▶ STATED EXERCISE: Exactly as written, quote every line that follows, skipping the images.
[START]
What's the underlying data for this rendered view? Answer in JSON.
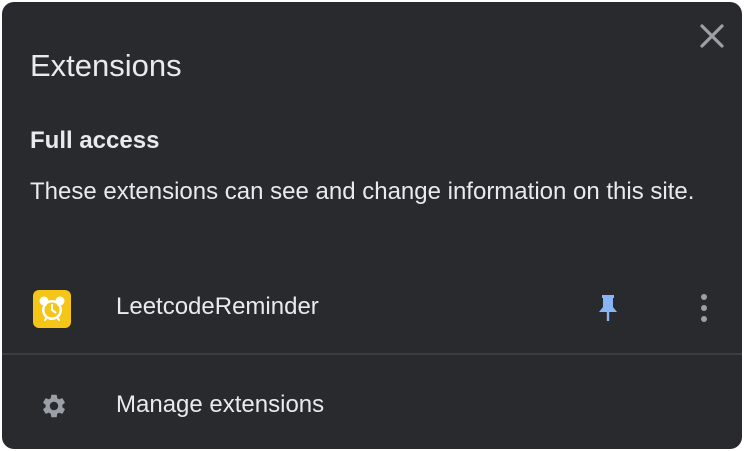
{
  "popup": {
    "title": "Extensions",
    "close_icon": "close-icon"
  },
  "full_access": {
    "heading": "Full access",
    "description": "These extensions can see and change information on this site."
  },
  "extensions": [
    {
      "name": "LeetcodeReminder",
      "icon": "alarm-clock-icon",
      "icon_bg": "#f5c518",
      "pinned": true,
      "pin_color": "#8ab4f8"
    }
  ],
  "footer": {
    "manage_label": "Manage extensions",
    "icon": "gear-icon"
  },
  "colors": {
    "background": "#292a2d",
    "text": "#e8eaed",
    "icon_gray": "#9aa0a6",
    "pin_blue": "#8ab4f8"
  }
}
[END]
▶ SOLUTION TO THIS PROBLEM:
What's the underlying data for this rendered view? Answer in JSON.
{
  "popup": {
    "title": "Extensions",
    "close_icon": "close-icon"
  },
  "full_access": {
    "heading": "Full access",
    "description": "These extensions can see and change information on this site."
  },
  "extensions": [
    {
      "name": "LeetcodeReminder",
      "icon": "alarm-clock-icon",
      "icon_bg": "#f5c518",
      "pinned": true,
      "pin_color": "#8ab4f8"
    }
  ],
  "footer": {
    "manage_label": "Manage extensions",
    "icon": "gear-icon"
  },
  "colors": {
    "background": "#292a2d",
    "text": "#e8eaed",
    "icon_gray": "#9aa0a6",
    "pin_blue": "#8ab4f8"
  }
}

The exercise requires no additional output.